**What you will do**:
Read through the data and report every line in which the word "station" occurs.

**Provided records**:
--

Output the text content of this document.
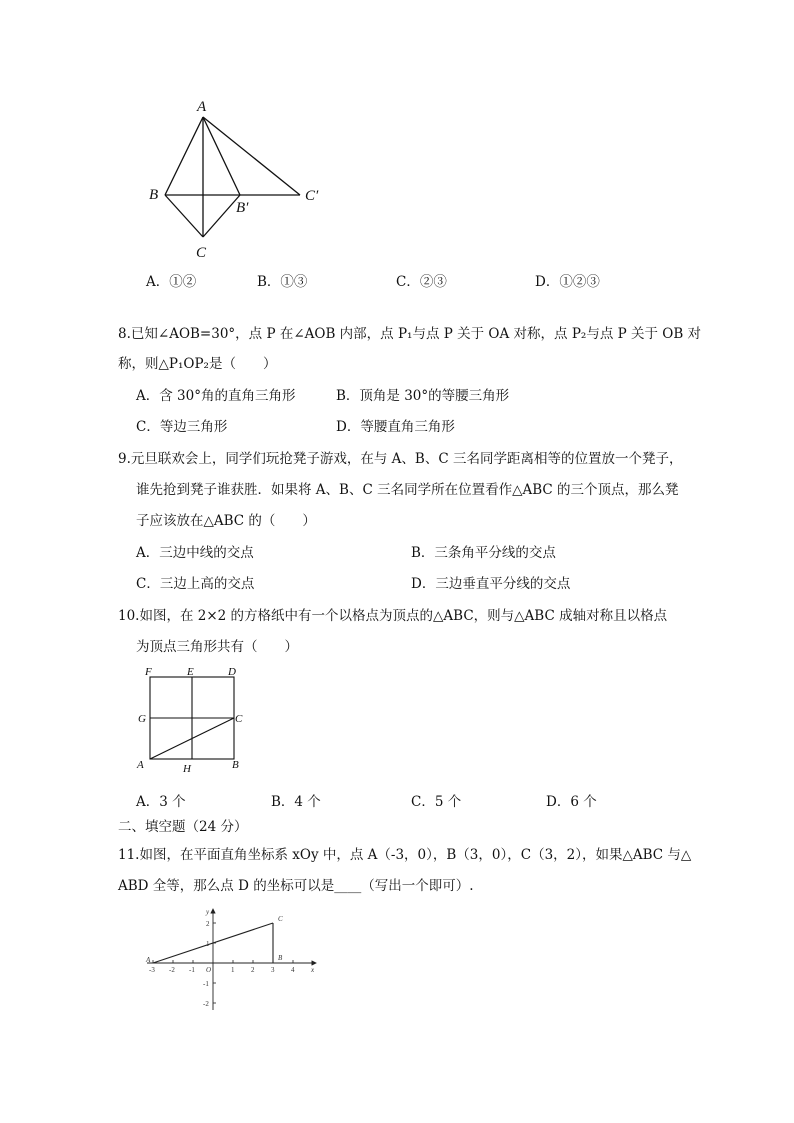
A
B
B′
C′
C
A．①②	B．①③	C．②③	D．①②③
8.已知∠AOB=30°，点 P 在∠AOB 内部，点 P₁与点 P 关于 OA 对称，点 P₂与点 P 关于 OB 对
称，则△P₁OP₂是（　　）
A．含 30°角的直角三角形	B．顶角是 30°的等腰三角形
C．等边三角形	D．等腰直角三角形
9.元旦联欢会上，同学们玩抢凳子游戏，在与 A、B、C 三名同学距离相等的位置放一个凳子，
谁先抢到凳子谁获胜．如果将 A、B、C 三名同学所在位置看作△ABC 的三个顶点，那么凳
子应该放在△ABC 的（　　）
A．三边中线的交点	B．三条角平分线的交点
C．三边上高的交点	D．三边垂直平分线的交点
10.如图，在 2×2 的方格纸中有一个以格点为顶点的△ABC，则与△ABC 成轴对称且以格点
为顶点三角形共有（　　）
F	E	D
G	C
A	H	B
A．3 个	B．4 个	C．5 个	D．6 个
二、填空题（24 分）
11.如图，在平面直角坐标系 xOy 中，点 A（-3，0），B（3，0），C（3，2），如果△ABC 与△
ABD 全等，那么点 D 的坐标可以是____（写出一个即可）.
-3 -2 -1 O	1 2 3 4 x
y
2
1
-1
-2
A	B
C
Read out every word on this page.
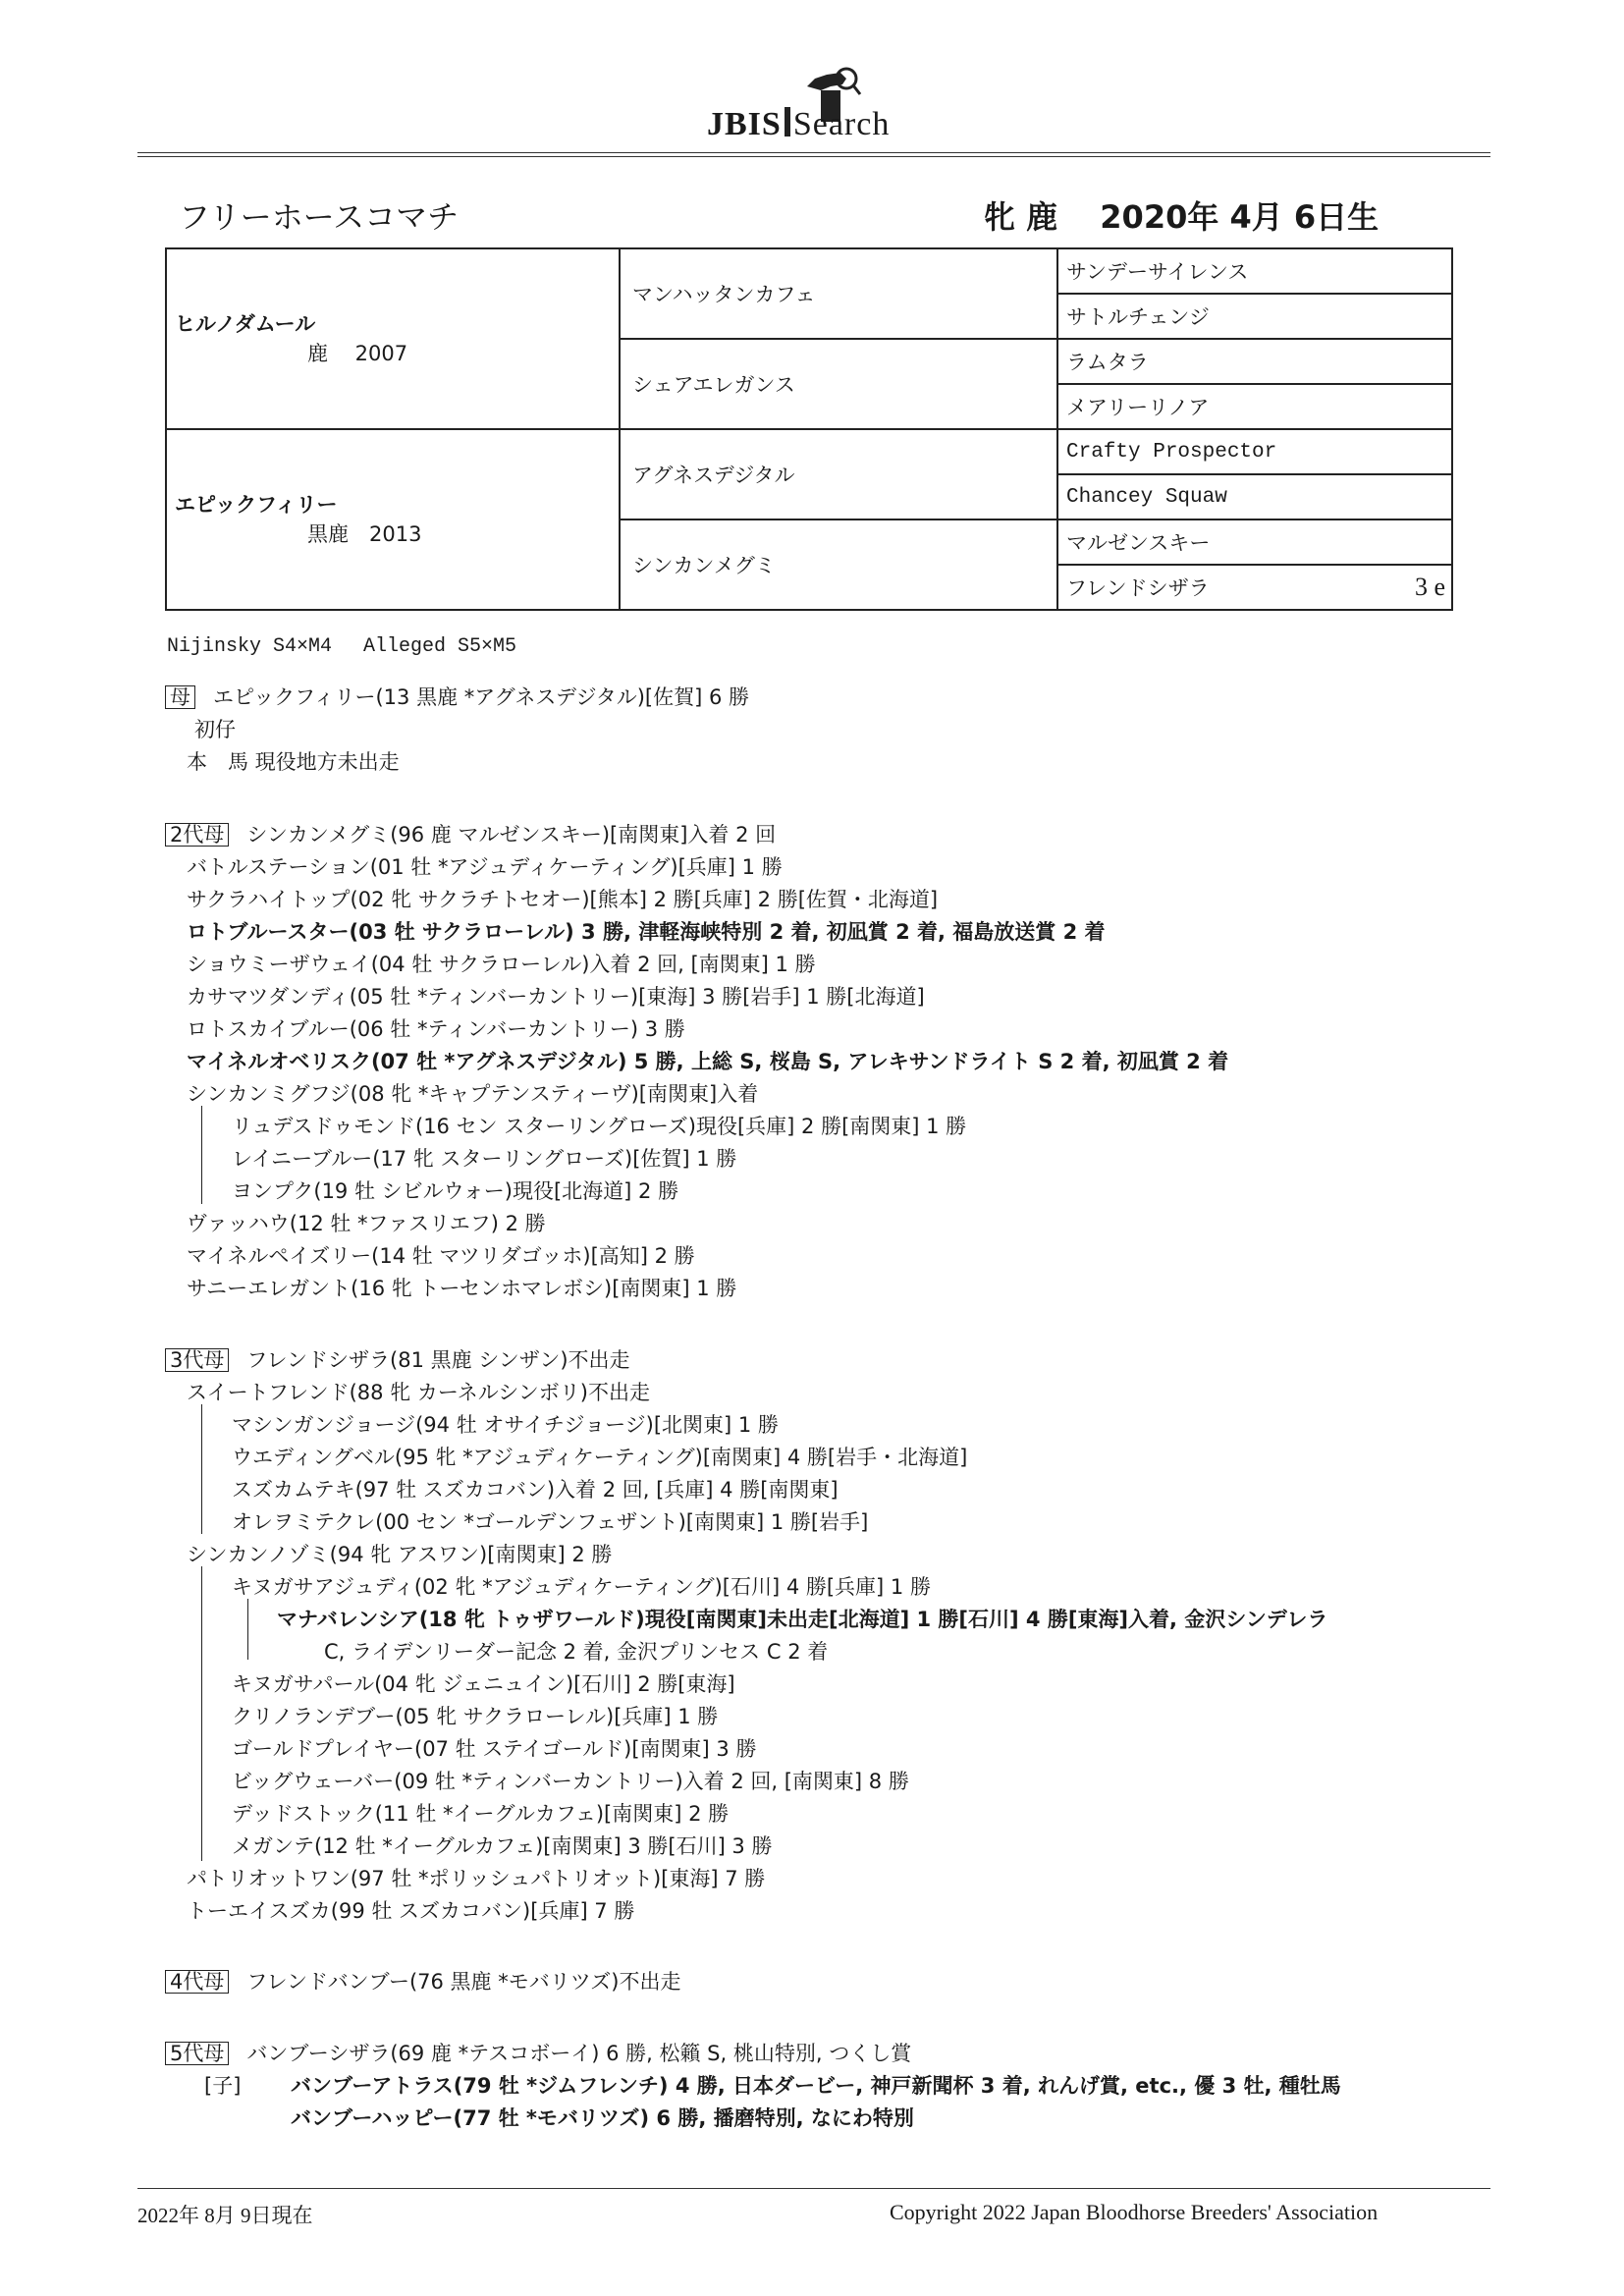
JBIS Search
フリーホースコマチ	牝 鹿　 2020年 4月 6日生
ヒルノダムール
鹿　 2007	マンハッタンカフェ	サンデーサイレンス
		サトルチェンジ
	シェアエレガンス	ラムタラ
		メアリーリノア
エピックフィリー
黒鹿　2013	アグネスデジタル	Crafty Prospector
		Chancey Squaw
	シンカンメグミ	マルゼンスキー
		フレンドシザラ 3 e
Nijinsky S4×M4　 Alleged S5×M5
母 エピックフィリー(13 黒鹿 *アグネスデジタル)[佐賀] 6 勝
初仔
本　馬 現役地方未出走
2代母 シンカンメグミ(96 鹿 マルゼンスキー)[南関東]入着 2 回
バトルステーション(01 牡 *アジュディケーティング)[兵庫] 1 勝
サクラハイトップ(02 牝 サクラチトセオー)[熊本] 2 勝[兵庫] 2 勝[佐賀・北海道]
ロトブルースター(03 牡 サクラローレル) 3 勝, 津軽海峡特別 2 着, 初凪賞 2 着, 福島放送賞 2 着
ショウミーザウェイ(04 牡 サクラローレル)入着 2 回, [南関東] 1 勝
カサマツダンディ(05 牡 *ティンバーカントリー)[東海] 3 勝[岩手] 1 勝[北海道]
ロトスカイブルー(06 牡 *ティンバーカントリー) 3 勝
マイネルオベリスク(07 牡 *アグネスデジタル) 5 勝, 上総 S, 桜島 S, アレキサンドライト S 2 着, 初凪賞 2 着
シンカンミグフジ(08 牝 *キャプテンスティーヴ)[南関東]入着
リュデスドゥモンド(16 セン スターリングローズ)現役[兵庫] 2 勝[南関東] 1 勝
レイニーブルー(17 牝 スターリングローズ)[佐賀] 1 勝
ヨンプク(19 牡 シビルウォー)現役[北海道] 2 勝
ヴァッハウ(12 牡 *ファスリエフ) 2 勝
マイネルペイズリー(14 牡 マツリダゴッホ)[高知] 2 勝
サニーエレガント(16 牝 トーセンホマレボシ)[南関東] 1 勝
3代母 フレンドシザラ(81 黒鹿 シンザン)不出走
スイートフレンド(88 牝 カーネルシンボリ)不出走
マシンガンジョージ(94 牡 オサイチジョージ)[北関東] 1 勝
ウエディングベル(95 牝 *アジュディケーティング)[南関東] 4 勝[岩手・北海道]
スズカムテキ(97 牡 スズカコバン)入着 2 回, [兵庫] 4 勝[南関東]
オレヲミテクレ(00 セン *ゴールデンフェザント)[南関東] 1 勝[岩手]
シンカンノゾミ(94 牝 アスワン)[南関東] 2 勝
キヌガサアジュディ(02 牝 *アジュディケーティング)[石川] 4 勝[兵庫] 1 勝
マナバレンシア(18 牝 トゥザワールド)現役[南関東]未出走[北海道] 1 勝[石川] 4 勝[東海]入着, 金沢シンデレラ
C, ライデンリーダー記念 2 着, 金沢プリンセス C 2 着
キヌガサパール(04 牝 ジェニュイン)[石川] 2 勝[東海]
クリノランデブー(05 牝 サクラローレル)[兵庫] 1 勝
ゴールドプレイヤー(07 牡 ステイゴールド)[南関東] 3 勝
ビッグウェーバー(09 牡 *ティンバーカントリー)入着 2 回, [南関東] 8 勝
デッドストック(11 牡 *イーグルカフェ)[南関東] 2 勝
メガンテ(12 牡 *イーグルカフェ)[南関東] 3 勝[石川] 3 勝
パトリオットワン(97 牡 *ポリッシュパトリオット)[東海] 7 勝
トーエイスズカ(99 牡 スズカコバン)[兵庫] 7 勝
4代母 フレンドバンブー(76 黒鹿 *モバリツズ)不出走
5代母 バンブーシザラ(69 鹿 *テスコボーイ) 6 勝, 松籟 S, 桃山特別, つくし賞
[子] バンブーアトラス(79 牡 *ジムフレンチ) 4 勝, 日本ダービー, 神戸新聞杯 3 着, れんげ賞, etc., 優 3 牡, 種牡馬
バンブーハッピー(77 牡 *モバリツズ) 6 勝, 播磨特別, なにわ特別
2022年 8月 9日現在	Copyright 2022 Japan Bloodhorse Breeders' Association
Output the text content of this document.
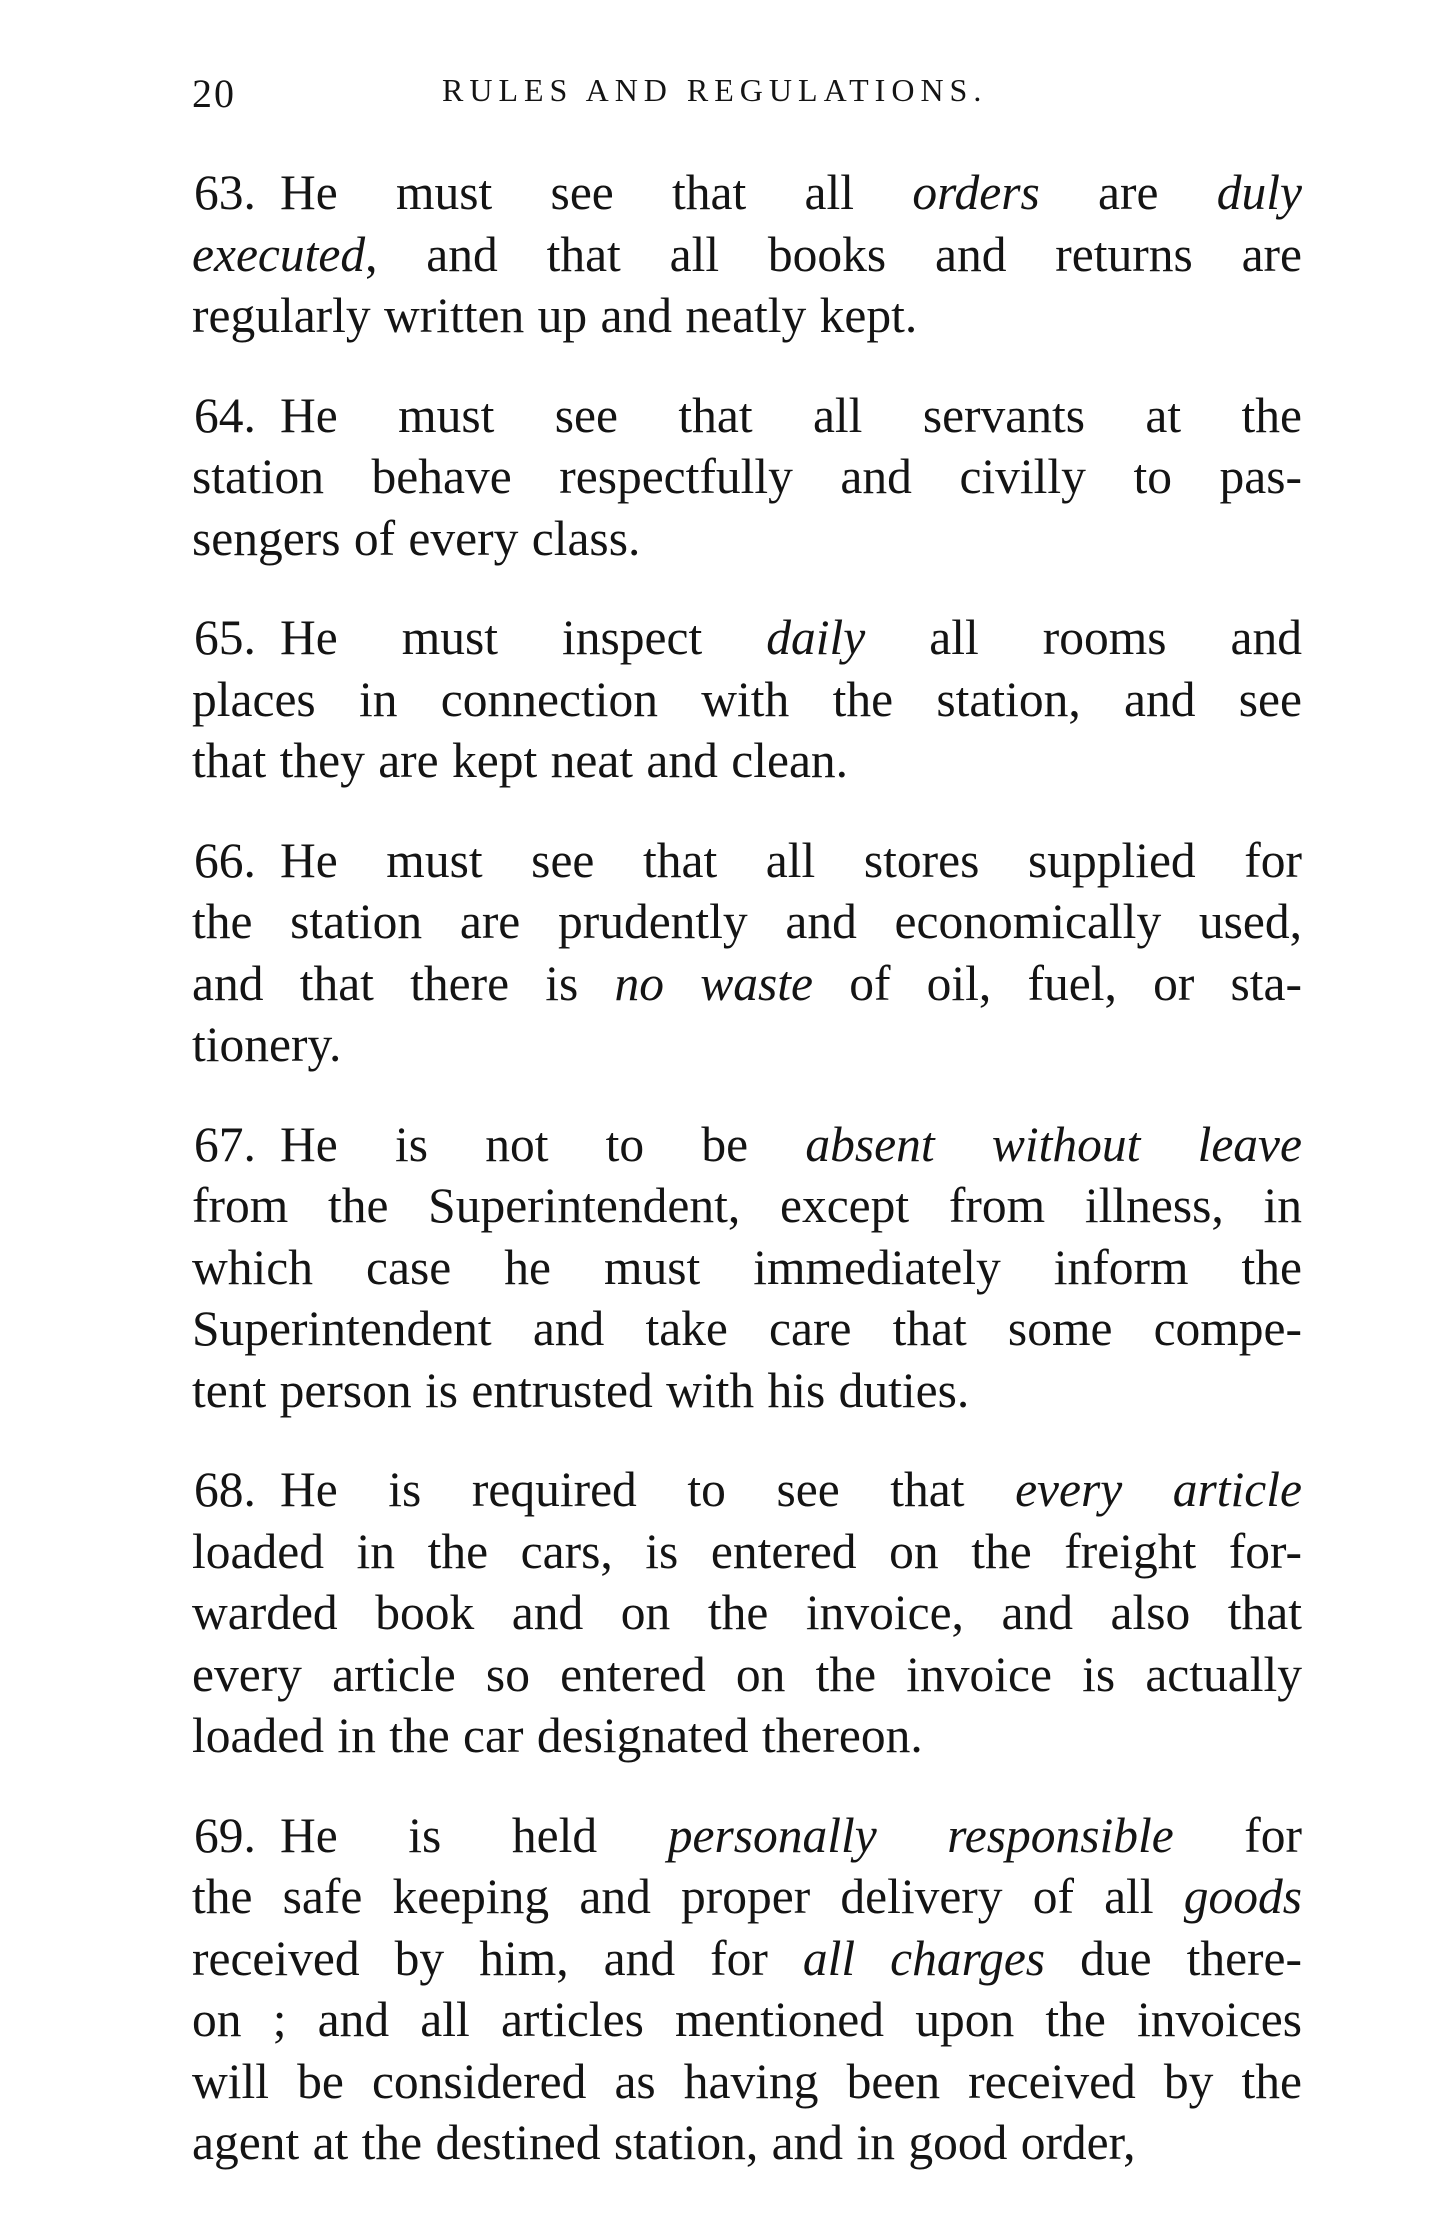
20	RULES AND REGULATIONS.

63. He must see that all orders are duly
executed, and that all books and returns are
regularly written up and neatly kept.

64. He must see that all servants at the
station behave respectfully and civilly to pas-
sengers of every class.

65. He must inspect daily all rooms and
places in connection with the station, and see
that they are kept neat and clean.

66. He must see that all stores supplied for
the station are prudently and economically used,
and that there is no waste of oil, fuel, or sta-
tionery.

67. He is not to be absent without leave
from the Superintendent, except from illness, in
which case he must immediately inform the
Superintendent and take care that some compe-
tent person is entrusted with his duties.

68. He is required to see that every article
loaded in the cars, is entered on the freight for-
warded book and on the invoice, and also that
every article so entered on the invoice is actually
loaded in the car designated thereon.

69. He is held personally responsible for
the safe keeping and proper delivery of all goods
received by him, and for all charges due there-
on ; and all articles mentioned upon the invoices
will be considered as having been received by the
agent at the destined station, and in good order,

--

**Solution for this problem**:
station behave respectfully and civilly to pas-
places in connection with the station, and see
the station are prudently and economically used,
agent at the destined station, and in good order,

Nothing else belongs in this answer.